- _CHALLENGE_
Set down each record exactly as written.

- _DATASET RECORDS_
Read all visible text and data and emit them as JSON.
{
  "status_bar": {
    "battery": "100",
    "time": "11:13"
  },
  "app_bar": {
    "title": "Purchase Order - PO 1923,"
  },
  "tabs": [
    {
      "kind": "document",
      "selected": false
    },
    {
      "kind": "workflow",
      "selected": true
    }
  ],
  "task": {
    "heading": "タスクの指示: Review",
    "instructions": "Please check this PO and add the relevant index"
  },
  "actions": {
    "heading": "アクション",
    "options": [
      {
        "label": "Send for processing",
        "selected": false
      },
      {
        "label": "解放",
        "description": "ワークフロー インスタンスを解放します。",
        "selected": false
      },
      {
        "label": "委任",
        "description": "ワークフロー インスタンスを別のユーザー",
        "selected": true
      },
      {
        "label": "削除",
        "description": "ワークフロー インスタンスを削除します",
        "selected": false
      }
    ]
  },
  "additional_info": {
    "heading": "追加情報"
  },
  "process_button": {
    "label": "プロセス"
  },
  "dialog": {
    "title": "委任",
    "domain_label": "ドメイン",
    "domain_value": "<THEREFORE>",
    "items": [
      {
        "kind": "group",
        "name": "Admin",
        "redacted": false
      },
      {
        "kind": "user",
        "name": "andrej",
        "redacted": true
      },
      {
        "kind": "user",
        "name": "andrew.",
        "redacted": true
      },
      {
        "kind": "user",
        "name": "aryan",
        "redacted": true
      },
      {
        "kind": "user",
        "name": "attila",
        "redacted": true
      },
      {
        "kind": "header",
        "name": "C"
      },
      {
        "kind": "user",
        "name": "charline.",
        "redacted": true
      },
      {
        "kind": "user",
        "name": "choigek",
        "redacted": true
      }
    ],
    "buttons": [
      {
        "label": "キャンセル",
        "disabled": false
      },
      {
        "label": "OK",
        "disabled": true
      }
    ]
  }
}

- _WRITTEN RESPONSE_
Read all visible text and data and emit them as JSON.
{
  "status_bar": {
    "battery": "100",
    "time": "11:13"
  },
  "app_bar": {
    "title": "Purchase Order - PO 1923,"
  },
  "tabs": [
    {
      "kind": "document",
      "selected": false
    },
    {
      "kind": "workflow",
      "selected": true
    }
  ],
  "task": {
    "heading": "タスクの指示: Review",
    "instructions": "Please check this PO and add the relevant index"
  },
  "actions": {
    "heading": "アクション",
    "options": [
      {
        "label": "Send for processing",
        "selected": false
      },
      {
        "label": "解放",
        "description": "ワークフロー インスタンスを解放します。",
        "selected": false
      },
      {
        "label": "委任",
        "description": "ワークフロー インスタンスを別のユーザー",
        "selected": true
      },
      {
        "label": "削除",
        "description": "ワークフロー インスタンスを削除します",
        "selected": false
      }
    ]
  },
  "additional_info": {
    "heading": "追加情報"
  },
  "process_button": {
    "label": "プロセス"
  },
  "dialog": {
    "title": "委任",
    "domain_label": "ドメイン",
    "domain_value": "<THEREFORE>",
    "items": [
      {
        "kind": "group",
        "name": "Admin",
        "redacted": false
      },
      {
        "kind": "user",
        "name": "andrej",
        "redacted": true
      },
      {
        "kind": "user",
        "name": "andrew.",
        "redacted": true
      },
      {
        "kind": "user",
        "name": "aryan",
        "redacted": true
      },
      {
        "kind": "user",
        "name": "attila",
        "redacted": true
      },
      {
        "kind": "header",
        "name": "C"
      },
      {
        "kind": "user",
        "name": "charline.",
        "redacted": true
      },
      {
        "kind": "user",
        "name": "choigek",
        "redacted": true
      }
    ],
    "buttons": [
      {
        "label": "キャンセル",
        "disabled": false
      },
      {
        "label": "OK",
        "disabled": true
      }
    ]
  }
}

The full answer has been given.